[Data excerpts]

>>

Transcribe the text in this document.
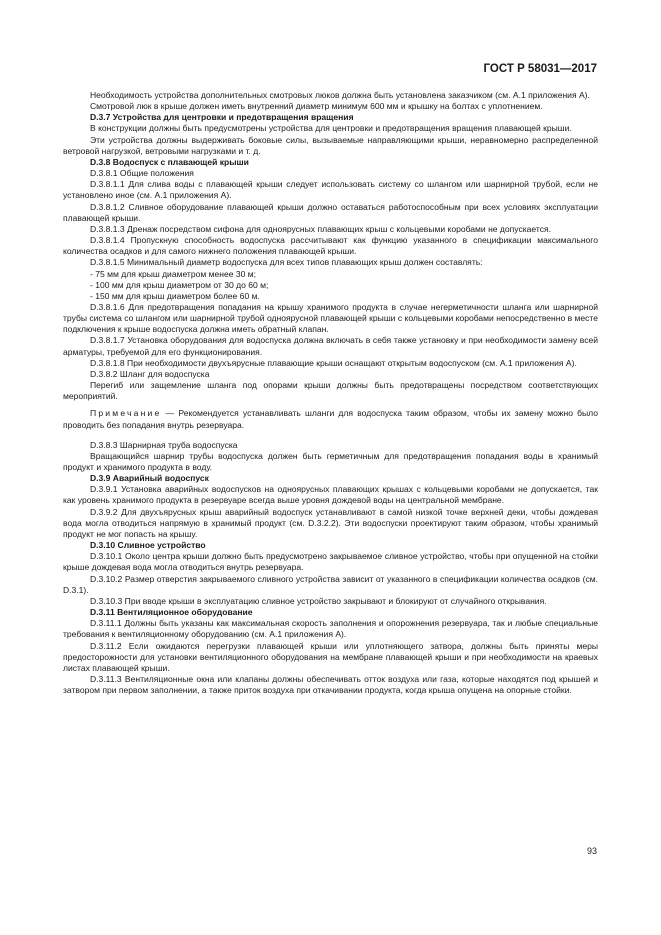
ГОСТ Р 58031—2017

Необходимость устройства дополнительных смотровых люков должна быть установлена заказчиком (см. А.1 приложения А).

Смотровой люк в крыше должен иметь внутренний диаметр минимум 600 мм и крышку на болтах с уплотнением.

D.3.7 Устройства для центровки и предотвращения вращения

В конструкции должны быть предусмотрены устройства для центровки и предотвращения вращения плавающей крыши.

Эти устройства должны выдерживать боковые силы, вызываемые направляющими крыши, неравномерно распределенной ветровой нагрузкой, ветровыми нагрузками и т. д.

D.3.8 Водоспуск с плавающей крыши

D.3.8.1 Общие положения

D.3.8.1.1 Для слива воды с плавающей крыши следует использовать систему со шлангом или шарнирной трубой, если не установлено иное (см. А.1 приложения А).

D.3.8.1.2 Сливное оборудование плавающей крыши должно оставаться работоспособным при всех условиях эксплуатации плавающей крыши.

D.3.8.1.3 Дренаж посредством сифона для одноярусных плавающих крыш с кольцевыми коробами не допускается.

D.3.8.1.4 Пропускную способность водоспуска рассчитывают как функцию указанного в спецификации максимального количества осадков и для самого нижнего положения плавающей крыши.

D.3.8.1.5 Минимальный диаметр водоспуска для всех типов плавающих крыш должен составлять:

- 75 мм для крыш диаметром менее 30 м;

- 100 мм для крыш диаметром от 30 до 60 м;

- 150 мм для крыш диаметром более 60 м.

D.3.8.1.6 Для предотвращения попадания на крышу хранимого продукта в случае негерметичности шланга или шарнирной трубы система со шлангом или шарнирной трубой одноярусной плавающей крыши с кольцевыми коробами непосредственно в месте подключения к крыше водоспуска должна иметь обратный клапан.

D.3.8.1.7 Установка оборудования для водоспуска должна включать в себя также установку и при необходимости замену всей арматуры, требуемой для его функционирования.

D.3.8.1.8 При необходимости двухъярусные плавающие крыши оснащают открытым водоспуском (см. А.1 приложения А).

D.3.8.2 Шланг для водоспуска

Перегиб или защемление шланга под опорами крыши должны быть предотвращены посредством соответствующих мероприятий.

Примечание — Рекомендуется устанавливать шланги для водоспуска таким образом, чтобы их замену можно было проводить без попадания внутрь резервуара.

D.3.8.3 Шарнирная труба водоспуска

Вращающийся шарнир трубы водоспуска должен быть герметичным для предотвращения попадания воды в хранимый продукт и хранимого продукта в воду.

D.3.9 Аварийный водоспуск

D.3.9.1 Установка аварийных водоспусков на одноярусных плавающих крышах с кольцевыми коробами не допускается, так как уровень хранимого продукта в резервуаре всегда выше уровня дождевой воды на центральной мембране.

D.3.9.2 Для двухъярусных крыш аварийный водоспуск устанавливают в самой низкой точке верхней деки, чтобы дождевая вода могла отводиться напрямую в хранимый продукт (см. D.3.2.2). Эти водоспуски проектируют таким образом, чтобы хранимый продукт не мог попасть на крышу.

D.3.10 Сливное устройство

D.3.10.1 Около центра крыши должно быть предусмотрено закрываемое сливное устройство, чтобы при опущенной на стойки крыше дождевая вода могла отводиться внутрь резервуара.

D.3.10.2 Размер отверстия закрываемого сливного устройства зависит от указанного в спецификации количества осадков (см. D.3.1).

D.3.10.3 При вводе крыши в эксплуатацию сливное устройство закрывают и блокируют от случайного открывания.

D.3.11 Вентиляционное оборудование

D.3.11.1 Должны быть указаны как максимальная скорость заполнения и опорожнения резервуара, так и любые специальные требования к вентиляционному оборудованию (см. А.1 приложения А).

D.3.11.2 Если ожидаются перегрузки плавающей крыши или уплотняющего затвора, должны быть приняты меры предосторожности для установки вентиляционного оборудования на мембране плавающей крыши и при необходимости на краевых листах плавающей крыши.

D.3.11.3 Вентиляционные окна или клапаны должны обеспечивать отток воздуха или газа, которые находятся под крышей и затвором при первом заполнении, а также приток воздуха при откачивании продукта, когда крыша опущена на опорные стойки.

93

<<

**WORK REQUIRED**: Return all lines containing "плавающих".

**WORKED ANSWER**:
D.3.8.1.3 Дренаж посредством сифона для одноярусных плавающих крыш с кольцевыми коробами не допускается.
D.3.8.1.5 Минимальный диаметр водоспуска для всех типов плавающих крыш должен составлять:
D.3.9.1 Установка аварийных водоспусков на одноярусных плавающих крышах с кольцевыми коробами не допускается, так как уровень хранимого продукта в резервуаре всегда выше уровня дождевой воды на центральной мембране.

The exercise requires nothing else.